Begin Extracted material
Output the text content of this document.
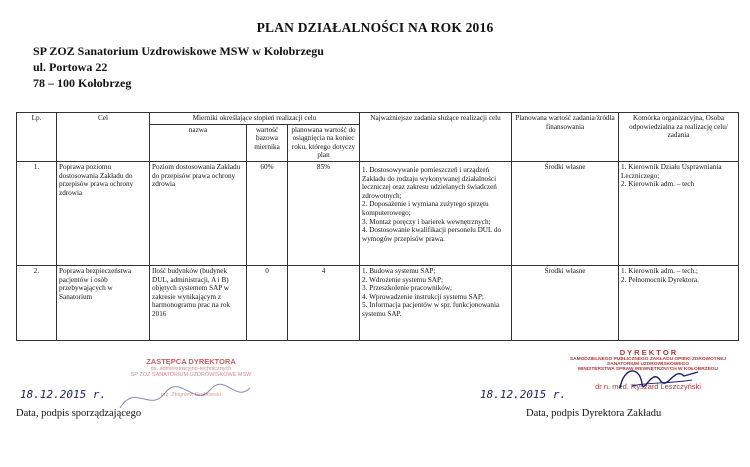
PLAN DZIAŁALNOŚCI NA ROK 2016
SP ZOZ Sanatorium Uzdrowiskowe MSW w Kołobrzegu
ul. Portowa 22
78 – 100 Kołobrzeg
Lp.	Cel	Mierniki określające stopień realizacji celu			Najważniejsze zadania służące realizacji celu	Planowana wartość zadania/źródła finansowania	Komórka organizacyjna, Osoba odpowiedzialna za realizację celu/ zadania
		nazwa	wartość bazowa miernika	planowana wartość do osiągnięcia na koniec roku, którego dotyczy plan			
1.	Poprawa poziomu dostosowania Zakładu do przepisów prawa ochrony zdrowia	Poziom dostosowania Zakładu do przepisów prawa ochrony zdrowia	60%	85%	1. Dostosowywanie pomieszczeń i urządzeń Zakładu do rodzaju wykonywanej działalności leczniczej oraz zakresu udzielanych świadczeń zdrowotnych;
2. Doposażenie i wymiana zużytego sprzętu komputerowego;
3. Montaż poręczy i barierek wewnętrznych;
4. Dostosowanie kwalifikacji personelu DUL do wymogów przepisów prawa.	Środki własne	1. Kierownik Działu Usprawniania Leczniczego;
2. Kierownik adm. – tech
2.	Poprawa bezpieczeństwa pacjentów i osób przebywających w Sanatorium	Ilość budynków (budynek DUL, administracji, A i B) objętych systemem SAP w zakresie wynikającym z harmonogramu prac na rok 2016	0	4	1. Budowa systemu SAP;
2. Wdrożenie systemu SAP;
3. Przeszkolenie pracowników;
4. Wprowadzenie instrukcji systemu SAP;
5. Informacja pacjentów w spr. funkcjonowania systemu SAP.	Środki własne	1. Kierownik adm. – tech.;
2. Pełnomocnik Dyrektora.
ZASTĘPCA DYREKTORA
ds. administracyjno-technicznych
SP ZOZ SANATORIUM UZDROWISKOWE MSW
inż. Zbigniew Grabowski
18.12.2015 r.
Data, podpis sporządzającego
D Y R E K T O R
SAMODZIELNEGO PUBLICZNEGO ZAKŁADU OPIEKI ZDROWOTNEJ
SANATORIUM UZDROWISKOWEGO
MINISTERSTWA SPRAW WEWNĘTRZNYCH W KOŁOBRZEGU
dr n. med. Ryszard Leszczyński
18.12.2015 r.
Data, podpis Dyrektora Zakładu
End Extracted material
__What needs to be done__:
Pick out the lines that have the word "Środki". Copy them all.

__Written answer__:
4. Dostosowanie kwalifikacji personelu DUL do wymogów przepisów prawa.	Środki własne	1. Kierownik Działu Usprawniania Leczniczego;
5. Informacja pacjentów w spr. funkcjonowania systemu SAP.	Środki własne	1. Kierownik adm. – tech.;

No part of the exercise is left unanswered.